Read through the entries below and return each line with the word "this".

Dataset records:
-------------------------

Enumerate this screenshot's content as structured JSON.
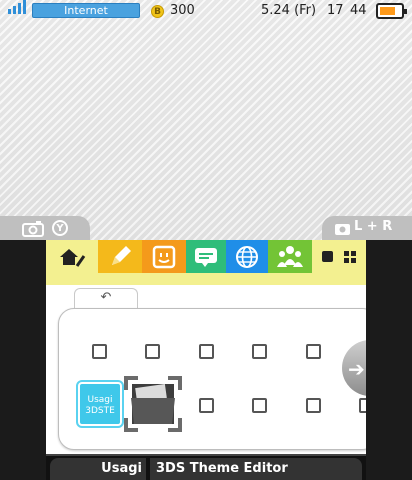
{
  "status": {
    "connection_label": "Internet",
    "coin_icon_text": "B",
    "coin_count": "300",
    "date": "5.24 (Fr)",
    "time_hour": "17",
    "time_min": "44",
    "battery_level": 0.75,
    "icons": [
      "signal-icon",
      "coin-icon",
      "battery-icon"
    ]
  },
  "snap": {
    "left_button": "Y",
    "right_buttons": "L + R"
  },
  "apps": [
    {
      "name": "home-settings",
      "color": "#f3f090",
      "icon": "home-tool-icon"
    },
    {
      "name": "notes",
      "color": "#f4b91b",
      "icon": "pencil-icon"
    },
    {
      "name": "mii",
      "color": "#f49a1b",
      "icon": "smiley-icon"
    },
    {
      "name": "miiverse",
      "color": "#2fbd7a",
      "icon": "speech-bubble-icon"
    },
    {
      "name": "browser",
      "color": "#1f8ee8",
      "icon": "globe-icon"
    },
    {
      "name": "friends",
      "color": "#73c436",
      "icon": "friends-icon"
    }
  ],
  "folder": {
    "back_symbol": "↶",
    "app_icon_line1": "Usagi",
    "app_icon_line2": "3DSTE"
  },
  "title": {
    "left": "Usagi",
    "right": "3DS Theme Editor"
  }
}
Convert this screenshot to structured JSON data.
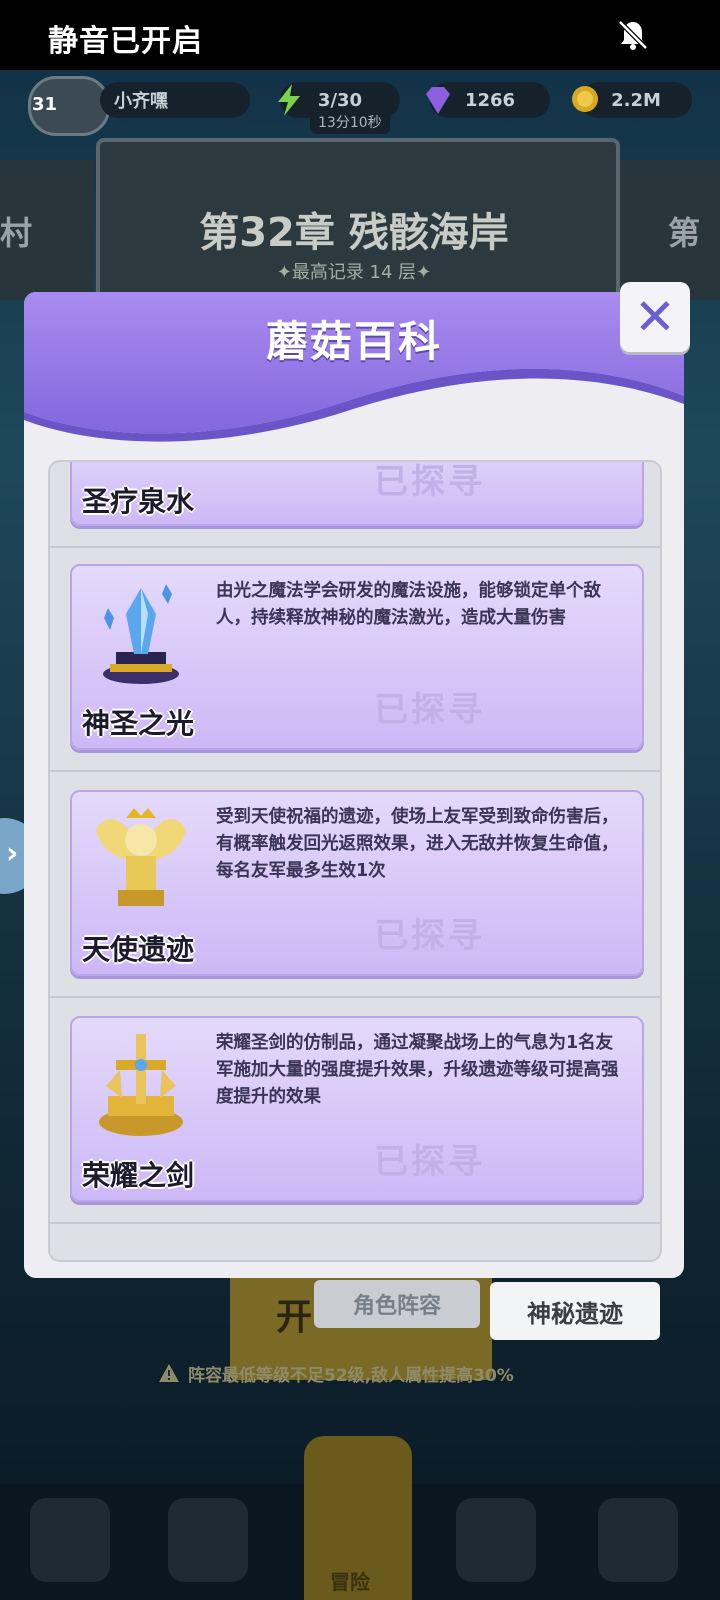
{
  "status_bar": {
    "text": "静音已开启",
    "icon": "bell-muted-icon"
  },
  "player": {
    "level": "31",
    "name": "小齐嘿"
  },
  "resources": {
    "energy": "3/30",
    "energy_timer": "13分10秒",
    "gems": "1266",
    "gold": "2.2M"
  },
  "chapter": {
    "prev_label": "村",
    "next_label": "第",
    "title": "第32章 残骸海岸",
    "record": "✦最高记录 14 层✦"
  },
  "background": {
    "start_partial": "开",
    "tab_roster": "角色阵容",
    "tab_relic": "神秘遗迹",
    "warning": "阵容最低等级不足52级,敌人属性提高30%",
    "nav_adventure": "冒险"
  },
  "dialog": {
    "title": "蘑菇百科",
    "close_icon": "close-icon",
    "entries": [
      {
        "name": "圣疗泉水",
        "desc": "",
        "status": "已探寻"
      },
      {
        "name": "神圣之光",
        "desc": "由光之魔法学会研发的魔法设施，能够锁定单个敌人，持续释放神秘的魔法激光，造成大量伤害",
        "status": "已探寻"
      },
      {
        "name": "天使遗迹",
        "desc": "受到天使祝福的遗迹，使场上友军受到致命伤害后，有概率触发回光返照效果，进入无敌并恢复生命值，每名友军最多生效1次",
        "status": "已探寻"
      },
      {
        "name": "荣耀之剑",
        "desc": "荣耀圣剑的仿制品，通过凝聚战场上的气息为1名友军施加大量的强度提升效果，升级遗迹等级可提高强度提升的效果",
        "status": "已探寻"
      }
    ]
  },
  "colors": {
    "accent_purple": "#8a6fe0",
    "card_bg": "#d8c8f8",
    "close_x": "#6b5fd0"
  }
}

-------------------------

Reply:
Enumerate this screenshot's content as structured JSON.
Convert this screenshot to structured JSON data.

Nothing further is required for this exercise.